— Begin —
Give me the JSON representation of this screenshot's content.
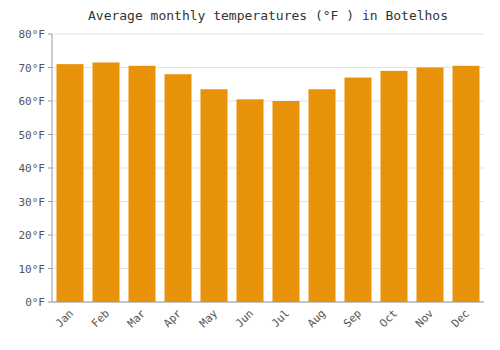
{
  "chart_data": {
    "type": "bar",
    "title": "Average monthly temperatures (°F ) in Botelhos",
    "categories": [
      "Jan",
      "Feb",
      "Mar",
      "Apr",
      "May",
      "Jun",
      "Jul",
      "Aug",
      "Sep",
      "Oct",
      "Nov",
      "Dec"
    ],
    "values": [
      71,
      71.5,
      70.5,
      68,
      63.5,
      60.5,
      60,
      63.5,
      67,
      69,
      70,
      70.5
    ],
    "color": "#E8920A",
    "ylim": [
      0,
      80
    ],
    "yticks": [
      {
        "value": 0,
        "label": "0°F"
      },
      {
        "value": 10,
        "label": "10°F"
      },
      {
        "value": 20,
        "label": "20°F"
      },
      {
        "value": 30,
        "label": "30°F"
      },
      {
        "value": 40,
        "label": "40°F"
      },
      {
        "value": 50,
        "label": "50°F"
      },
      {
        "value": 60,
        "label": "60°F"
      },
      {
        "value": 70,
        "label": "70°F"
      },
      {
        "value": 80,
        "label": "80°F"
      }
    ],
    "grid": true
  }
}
— End —
— Begin —
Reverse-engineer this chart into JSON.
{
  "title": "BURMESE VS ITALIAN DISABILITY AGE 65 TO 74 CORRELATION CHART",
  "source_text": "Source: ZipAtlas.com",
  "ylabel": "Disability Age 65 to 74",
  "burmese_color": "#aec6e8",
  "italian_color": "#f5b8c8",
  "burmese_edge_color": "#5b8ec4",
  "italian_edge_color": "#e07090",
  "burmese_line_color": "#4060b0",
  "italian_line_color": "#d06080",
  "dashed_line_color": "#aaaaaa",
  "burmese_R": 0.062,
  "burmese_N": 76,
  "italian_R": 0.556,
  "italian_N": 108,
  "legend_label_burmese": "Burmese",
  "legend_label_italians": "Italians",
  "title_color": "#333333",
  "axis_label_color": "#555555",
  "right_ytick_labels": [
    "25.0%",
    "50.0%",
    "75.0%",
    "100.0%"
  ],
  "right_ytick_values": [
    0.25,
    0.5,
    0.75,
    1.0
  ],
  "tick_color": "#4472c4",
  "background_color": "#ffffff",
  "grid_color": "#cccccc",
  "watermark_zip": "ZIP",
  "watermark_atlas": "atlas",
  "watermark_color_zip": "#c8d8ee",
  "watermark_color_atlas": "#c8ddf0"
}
— End —
▶ **BRIEF**:
Lines that include the word "this" are to be extracted from the data above.

▶ **COMPLETED EXERCISE**:
Give me the JSON representation of this screenshot's content.
Reverse-engineer this chart into JSON.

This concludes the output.